_Data records_:
## START

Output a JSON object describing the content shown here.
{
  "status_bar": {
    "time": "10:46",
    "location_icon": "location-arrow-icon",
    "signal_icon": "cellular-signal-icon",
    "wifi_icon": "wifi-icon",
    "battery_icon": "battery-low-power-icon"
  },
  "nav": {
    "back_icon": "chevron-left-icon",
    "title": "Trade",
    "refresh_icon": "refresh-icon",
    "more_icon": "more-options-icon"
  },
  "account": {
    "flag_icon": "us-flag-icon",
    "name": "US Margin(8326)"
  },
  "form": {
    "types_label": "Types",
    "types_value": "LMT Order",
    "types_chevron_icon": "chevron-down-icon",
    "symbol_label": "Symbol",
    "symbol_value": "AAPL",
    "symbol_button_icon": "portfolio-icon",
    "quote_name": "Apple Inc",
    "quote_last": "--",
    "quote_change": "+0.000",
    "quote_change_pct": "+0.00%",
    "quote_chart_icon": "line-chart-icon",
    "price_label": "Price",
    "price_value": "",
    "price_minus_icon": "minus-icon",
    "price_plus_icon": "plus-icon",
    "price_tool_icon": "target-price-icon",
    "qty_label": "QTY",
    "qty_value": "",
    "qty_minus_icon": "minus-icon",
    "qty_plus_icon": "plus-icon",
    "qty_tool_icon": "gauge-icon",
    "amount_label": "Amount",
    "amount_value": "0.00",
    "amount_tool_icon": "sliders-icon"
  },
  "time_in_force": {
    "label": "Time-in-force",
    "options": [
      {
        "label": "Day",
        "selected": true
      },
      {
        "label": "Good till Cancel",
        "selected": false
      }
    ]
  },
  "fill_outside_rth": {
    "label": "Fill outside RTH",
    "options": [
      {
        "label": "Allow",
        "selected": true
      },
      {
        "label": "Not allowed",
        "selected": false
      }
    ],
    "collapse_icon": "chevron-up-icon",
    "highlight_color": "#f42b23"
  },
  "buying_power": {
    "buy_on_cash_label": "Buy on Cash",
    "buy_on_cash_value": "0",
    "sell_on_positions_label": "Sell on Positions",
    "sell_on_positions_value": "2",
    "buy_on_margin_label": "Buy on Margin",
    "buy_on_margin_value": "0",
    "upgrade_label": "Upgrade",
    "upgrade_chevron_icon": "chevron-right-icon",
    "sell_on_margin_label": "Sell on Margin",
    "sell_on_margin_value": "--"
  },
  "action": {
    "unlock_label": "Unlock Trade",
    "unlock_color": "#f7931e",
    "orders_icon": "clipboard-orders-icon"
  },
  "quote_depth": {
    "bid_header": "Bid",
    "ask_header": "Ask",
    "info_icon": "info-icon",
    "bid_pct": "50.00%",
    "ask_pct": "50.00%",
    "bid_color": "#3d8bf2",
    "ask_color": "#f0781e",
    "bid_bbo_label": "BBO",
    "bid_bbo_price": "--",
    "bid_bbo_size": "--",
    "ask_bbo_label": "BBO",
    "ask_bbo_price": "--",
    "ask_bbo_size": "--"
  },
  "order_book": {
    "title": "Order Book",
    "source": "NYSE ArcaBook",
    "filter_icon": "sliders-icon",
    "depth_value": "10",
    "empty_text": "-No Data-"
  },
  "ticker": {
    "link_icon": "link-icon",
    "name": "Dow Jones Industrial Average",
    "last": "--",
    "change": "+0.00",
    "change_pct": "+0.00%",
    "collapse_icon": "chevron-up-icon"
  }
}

## END
## START

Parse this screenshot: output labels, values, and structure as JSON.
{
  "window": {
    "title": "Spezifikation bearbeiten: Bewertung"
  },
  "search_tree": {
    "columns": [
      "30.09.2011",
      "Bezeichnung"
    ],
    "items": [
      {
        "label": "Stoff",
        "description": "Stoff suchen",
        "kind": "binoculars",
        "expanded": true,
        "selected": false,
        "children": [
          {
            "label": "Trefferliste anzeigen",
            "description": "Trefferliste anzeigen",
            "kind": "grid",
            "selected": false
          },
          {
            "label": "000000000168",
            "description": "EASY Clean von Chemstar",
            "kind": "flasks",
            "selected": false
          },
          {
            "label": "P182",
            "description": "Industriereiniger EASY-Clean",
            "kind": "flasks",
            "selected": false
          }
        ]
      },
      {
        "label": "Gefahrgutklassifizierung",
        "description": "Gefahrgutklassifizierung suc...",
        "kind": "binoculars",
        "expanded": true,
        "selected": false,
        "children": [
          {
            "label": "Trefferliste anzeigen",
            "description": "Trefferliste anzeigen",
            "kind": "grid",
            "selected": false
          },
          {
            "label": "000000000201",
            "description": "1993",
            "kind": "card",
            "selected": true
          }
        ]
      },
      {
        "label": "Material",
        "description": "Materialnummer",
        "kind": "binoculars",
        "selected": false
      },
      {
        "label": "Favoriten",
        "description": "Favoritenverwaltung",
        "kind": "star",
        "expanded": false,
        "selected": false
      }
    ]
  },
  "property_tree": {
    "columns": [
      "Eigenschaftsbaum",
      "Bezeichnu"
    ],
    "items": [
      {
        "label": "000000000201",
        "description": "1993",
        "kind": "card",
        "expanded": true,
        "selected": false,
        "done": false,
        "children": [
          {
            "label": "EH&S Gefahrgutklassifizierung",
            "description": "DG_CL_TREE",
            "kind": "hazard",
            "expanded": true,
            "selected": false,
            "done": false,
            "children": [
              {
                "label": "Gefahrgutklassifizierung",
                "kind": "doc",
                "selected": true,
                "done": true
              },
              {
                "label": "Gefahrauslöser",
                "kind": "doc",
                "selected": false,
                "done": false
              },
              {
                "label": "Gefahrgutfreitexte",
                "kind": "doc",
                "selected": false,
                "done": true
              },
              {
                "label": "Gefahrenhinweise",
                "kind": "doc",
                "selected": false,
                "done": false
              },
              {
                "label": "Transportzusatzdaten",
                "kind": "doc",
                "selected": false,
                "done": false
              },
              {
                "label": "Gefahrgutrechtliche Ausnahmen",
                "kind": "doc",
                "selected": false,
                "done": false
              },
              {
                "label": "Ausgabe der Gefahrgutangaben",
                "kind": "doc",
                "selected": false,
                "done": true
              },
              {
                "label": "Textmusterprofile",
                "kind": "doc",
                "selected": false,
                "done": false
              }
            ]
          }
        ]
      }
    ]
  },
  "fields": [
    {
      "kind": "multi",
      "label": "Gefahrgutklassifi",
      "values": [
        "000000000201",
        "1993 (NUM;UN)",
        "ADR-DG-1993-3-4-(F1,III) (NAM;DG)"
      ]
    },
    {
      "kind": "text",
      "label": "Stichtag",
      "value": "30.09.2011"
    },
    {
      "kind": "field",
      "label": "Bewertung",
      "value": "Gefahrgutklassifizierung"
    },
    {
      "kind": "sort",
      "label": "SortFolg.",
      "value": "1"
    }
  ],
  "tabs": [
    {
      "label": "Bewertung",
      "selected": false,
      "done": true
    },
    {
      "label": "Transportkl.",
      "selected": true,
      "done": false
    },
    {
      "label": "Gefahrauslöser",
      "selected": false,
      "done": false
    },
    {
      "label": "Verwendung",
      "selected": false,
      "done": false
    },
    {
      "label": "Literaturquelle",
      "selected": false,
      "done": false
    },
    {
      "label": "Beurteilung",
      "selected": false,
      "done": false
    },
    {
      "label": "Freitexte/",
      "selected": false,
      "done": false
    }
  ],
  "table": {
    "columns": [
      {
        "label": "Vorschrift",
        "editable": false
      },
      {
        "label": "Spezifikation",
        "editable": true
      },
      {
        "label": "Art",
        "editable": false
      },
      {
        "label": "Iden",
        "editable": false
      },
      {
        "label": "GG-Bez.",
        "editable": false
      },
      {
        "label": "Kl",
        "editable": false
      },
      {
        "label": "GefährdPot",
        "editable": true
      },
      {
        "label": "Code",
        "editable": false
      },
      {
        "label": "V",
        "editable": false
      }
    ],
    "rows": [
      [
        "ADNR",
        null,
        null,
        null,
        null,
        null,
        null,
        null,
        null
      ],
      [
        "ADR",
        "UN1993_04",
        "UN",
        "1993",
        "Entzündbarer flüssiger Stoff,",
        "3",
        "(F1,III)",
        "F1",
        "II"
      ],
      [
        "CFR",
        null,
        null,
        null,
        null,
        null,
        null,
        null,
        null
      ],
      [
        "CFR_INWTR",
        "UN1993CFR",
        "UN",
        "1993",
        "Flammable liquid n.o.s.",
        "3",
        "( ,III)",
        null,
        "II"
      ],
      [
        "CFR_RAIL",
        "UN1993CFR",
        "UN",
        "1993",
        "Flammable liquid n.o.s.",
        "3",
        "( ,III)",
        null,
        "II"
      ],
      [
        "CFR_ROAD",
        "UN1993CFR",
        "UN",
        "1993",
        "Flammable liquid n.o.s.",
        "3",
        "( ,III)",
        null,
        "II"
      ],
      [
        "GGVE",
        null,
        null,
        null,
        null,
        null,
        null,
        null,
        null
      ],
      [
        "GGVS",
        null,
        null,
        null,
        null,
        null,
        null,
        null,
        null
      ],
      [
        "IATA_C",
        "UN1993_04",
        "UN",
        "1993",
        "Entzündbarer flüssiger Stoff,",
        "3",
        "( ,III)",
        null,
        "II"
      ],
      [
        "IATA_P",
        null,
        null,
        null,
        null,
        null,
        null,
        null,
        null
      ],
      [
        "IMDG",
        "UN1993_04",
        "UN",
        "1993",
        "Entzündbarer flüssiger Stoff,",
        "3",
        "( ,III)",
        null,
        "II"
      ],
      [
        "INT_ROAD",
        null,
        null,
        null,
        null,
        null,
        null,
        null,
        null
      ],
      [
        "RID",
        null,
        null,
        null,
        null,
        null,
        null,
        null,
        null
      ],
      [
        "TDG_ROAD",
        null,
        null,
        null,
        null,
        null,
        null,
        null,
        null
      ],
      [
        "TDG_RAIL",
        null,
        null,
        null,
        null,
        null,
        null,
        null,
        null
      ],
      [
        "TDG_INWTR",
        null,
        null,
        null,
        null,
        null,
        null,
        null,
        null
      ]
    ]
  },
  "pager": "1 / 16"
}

## END

In the entries above, find each line with the word "JSON" and copy it.

_RESULT_:
Output a JSON object describing the content shown here.
Parse this screenshot: output labels, values, and structure as JSON.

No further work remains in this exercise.